# start of ENTRIES SUPPLIED
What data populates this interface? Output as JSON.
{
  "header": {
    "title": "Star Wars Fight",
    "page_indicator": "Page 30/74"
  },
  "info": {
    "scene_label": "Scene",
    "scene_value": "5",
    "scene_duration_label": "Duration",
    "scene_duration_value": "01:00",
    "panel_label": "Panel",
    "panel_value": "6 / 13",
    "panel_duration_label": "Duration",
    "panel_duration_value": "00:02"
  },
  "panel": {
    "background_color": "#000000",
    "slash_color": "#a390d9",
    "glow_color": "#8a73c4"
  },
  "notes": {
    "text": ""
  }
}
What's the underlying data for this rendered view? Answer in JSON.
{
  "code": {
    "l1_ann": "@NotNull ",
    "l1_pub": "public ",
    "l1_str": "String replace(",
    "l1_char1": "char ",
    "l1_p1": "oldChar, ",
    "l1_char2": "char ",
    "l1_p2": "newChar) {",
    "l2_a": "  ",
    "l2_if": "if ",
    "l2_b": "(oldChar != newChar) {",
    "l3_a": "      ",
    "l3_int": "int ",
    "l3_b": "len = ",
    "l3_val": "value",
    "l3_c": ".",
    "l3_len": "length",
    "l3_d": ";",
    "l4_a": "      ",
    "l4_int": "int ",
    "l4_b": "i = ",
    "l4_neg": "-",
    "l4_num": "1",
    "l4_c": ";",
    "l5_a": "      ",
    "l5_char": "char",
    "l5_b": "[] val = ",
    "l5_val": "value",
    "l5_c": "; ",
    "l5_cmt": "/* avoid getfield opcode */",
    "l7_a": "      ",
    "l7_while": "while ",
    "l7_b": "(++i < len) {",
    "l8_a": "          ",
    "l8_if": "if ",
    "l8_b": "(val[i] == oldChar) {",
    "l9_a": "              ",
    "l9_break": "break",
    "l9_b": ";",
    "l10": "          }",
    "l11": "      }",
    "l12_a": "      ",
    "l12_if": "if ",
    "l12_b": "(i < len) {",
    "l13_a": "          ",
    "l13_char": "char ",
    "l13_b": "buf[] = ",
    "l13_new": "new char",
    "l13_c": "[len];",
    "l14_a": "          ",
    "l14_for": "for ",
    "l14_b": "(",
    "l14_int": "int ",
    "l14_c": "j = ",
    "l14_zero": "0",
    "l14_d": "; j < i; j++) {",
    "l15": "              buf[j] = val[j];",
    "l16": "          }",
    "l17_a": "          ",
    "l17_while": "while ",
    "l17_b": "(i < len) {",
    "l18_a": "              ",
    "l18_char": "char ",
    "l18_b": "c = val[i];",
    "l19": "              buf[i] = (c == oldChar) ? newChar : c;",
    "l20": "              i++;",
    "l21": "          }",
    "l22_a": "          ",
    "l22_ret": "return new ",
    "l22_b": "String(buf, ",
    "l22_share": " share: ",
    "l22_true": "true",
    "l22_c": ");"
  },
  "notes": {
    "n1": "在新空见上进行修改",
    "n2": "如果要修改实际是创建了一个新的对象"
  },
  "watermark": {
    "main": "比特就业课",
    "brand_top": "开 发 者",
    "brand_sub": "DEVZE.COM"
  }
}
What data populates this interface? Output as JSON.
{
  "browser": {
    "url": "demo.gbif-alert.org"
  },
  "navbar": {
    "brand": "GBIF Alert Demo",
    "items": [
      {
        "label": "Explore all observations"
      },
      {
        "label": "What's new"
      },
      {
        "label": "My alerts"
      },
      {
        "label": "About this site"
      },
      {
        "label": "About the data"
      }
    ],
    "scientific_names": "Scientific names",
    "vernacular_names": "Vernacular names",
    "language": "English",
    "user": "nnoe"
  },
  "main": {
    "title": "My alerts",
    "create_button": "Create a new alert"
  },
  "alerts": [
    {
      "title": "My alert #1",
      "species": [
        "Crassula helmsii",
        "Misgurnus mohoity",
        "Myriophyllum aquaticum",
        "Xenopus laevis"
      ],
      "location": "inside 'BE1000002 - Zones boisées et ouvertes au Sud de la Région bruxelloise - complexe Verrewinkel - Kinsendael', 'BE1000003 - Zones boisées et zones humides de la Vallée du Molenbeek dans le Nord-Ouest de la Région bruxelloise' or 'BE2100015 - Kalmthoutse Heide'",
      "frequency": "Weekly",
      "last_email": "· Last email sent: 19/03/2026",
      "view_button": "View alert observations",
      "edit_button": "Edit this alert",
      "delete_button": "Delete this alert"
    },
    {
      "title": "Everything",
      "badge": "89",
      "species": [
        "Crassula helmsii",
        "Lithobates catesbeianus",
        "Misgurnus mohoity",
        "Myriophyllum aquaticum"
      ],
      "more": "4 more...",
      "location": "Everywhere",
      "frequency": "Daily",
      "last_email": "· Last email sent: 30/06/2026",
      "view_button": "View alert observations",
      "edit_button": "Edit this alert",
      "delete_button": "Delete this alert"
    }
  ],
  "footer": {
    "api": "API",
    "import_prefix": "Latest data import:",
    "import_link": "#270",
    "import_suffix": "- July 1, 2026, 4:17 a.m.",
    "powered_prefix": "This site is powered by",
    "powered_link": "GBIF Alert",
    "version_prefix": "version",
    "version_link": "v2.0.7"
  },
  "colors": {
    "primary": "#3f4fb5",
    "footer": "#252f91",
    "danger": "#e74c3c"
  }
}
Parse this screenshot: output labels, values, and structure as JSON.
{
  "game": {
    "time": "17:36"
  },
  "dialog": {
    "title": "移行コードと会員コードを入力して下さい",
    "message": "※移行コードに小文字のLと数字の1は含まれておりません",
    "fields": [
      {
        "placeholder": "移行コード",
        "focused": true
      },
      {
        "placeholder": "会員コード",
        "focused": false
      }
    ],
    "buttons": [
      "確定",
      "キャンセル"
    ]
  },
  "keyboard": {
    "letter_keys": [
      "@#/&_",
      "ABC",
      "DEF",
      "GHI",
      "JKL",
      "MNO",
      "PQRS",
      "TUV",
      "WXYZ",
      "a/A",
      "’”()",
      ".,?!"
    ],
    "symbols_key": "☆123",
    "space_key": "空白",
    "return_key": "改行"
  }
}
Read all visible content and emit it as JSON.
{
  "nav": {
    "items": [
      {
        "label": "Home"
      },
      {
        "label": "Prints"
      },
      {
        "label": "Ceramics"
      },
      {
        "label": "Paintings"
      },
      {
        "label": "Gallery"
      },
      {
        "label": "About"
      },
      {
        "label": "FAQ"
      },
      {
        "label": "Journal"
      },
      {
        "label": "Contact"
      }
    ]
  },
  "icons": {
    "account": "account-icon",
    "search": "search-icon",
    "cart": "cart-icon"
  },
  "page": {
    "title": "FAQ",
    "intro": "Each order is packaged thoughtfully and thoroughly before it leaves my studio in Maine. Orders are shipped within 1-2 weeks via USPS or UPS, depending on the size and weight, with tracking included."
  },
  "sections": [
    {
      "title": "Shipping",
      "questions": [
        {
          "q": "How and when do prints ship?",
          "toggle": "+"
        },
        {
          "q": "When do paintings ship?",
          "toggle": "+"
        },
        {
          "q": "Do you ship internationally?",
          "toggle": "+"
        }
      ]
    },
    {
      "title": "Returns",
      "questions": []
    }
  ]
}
# end of ENTRIES SUPPLIED
• **INSTRUCTIONS TO FOLLOW**:
Make an exact copy of every entry.

• **COMPLETED TASK**:
What data populates this interface? Output as JSON.
{
  "header": {
    "title": "Star Wars Fight",
    "page_indicator": "Page 30/74"
  },
  "info": {
    "scene_label": "Scene",
    "scene_value": "5",
    "scene_duration_label": "Duration",
    "scene_duration_value": "01:00",
    "panel_label": "Panel",
    "panel_value": "6 / 13",
    "panel_duration_label": "Duration",
    "panel_duration_value": "00:02"
  },
  "panel": {
    "background_color": "#000000",
    "slash_color": "#a390d9",
    "glow_color": "#8a73c4"
  },
  "notes": {
    "text": ""
  }
}
What's the underlying data for this rendered view? Answer in JSON.
{
  "code": {
    "l1_ann": "@NotNull ",
    "l1_pub": "public ",
    "l1_str": "String replace(",
    "l1_char1": "char ",
    "l1_p1": "oldChar, ",
    "l1_char2": "char ",
    "l1_p2": "newChar) {",
    "l2_a": "  ",
    "l2_if": "if ",
    "l2_b": "(oldChar != newChar) {",
    "l3_a": "      ",
    "l3_int": "int ",
    "l3_b": "len = ",
    "l3_val": "value",
    "l3_c": ".",
    "l3_len": "length",
    "l3_d": ";",
    "l4_a": "      ",
    "l4_int": "int ",
    "l4_b": "i = ",
    "l4_neg": "-",
    "l4_num": "1",
    "l4_c": ";",
    "l5_a": "      ",
    "l5_char": "char",
    "l5_b": "[] val = ",
    "l5_val": "value",
    "l5_c": "; ",
    "l5_cmt": "/* avoid getfield opcode */",
    "l7_a": "      ",
    "l7_while": "while ",
    "l7_b": "(++i < len) {",
    "l8_a": "          ",
    "l8_if": "if ",
    "l8_b": "(val[i] == oldChar) {",
    "l9_a": "              ",
    "l9_break": "break",
    "l9_b": ";",
    "l10": "          }",
    "l11": "      }",
    "l12_a": "      ",
    "l12_if": "if ",
    "l12_b": "(i < len) {",
    "l13_a": "          ",
    "l13_char": "char ",
    "l13_b": "buf[] = ",
    "l13_new": "new char",
    "l13_c": "[len];",
    "l14_a": "          ",
    "l14_for": "for ",
    "l14_b": "(",
    "l14_int": "int ",
    "l14_c": "j = ",
    "l14_zero": "0",
    "l14_d": "; j < i; j++) {",
    "l15": "              buf[j] = val[j];",
    "l16": "          }",
    "l17_a": "          ",
    "l17_while": "while ",
    "l17_b": "(i < len) {",
    "l18_a": "              ",
    "l18_char": "char ",
    "l18_b": "c = val[i];",
    "l19": "              buf[i] = (c == oldChar) ? newChar : c;",
    "l20": "              i++;",
    "l21": "          }",
    "l22_a": "          ",
    "l22_ret": "return new ",
    "l22_b": "String(buf, ",
    "l22_share": " share: ",
    "l22_true": "true",
    "l22_c": ");"
  },
  "notes": {
    "n1": "在新空见上进行修改",
    "n2": "如果要修改实际是创建了一个新的对象"
  },
  "watermark": {
    "main": "比特就业课",
    "brand_top": "开 发 者",
    "brand_sub": "DEVZE.COM"
  }
}
What data populates this interface? Output as JSON.
{
  "browser": {
    "url": "demo.gbif-alert.org"
  },
  "navbar": {
    "brand": "GBIF Alert Demo",
    "items": [
      {
        "label": "Explore all observations"
      },
      {
        "label": "What's new"
      },
      {
        "label": "My alerts"
      },
      {
        "label": "About this site"
      },
      {
        "label": "About the data"
      }
    ],
    "scientific_names": "Scientific names",
    "vernacular_names": "Vernacular names",
    "language": "English",
    "user": "nnoe"
  },
  "main": {
    "title": "My alerts",
    "create_button": "Create a new alert"
  },
  "alerts": [
    {
      "title": "My alert #1",
      "species": [
        "Crassula helmsii",
        "Misgurnus mohoity",
        "Myriophyllum aquaticum",
        "Xenopus laevis"
      ],
      "location": "inside 'BE1000002 - Zones boisées et ouvertes au Sud de la Région bruxelloise - complexe Verrewinkel - Kinsendael', 'BE1000003 - Zones boisées et zones humides de la Vallée du Molenbeek dans le Nord-Ouest de la Région bruxelloise' or 'BE2100015 - Kalmthoutse Heide'",
      "frequency": "Weekly",
      "last_email": "· Last email sent: 19/03/2026",
      "view_button": "View alert observations",
      "edit_button": "Edit this alert",
      "delete_button": "Delete this alert"
    },
    {
      "title": "Everything",
      "badge": "89",
      "species": [
        "Crassula helmsii",
        "Lithobates catesbeianus",
        "Misgurnus mohoity",
        "Myriophyllum aquaticum"
      ],
      "more": "4 more...",
      "location": "Everywhere",
      "frequency": "Daily",
      "last_email": "· Last email sent: 30/06/2026",
      "view_button": "View alert observations",
      "edit_button": "Edit this alert",
      "delete_button": "Delete this alert"
    }
  ],
  "footer": {
    "api": "API",
    "import_prefix": "Latest data import:",
    "import_link": "#270",
    "import_suffix": "- July 1, 2026, 4:17 a.m.",
    "powered_prefix": "This site is powered by",
    "powered_link": "GBIF Alert",
    "version_prefix": "version",
    "version_link": "v2.0.7"
  },
  "colors": {
    "primary": "#3f4fb5",
    "footer": "#252f91",
    "danger": "#e74c3c"
  }
}
Parse this screenshot: output labels, values, and structure as JSON.
{
  "game": {
    "time": "17:36"
  },
  "dialog": {
    "title": "移行コードと会員コードを入力して下さい",
    "message": "※移行コードに小文字のLと数字の1は含まれておりません",
    "fields": [
      {
        "placeholder": "移行コード",
        "focused": true
      },
      {
        "placeholder": "会員コード",
        "focused": false
      }
    ],
    "buttons": [
      "確定",
      "キャンセル"
    ]
  },
  "keyboard": {
    "letter_keys": [
      "@#/&_",
      "ABC",
      "DEF",
      "GHI",
      "JKL",
      "MNO",
      "PQRS",
      "TUV",
      "WXYZ",
      "a/A",
      "’”()",
      ".,?!"
    ],
    "symbols_key": "☆123",
    "space_key": "空白",
    "return_key": "改行"
  }
}
Read all visible content and emit it as JSON.
{
  "nav": {
    "items": [
      {
        "label": "Home"
      },
      {
        "label": "Prints"
      },
      {
        "label": "Ceramics"
      },
      {
        "label": "Paintings"
      },
      {
        "label": "Gallery"
      },
      {
        "label": "About"
      },
      {
        "label": "FAQ"
      },
      {
        "label": "Journal"
      },
      {
        "label": "Contact"
      }
    ]
  },
  "icons": {
    "account": "account-icon",
    "search": "search-icon",
    "cart": "cart-icon"
  },
  "page": {
    "title": "FAQ",
    "intro": "Each order is packaged thoughtfully and thoroughly before it leaves my studio in Maine. Orders are shipped within 1-2 weeks via USPS or UPS, depending on the size and weight, with tracking included."
  },
  "sections": [
    {
      "title": "Shipping",
      "questions": [
        {
          "q": "How and when do prints ship?",
          "toggle": "+"
        },
        {
          "q": "When do paintings ship?",
          "toggle": "+"
        },
        {
          "q": "Do you ship internationally?",
          "toggle": "+"
        }
      ]
    },
    {
      "title": "Returns",
      "questions": []
    }
  ]
}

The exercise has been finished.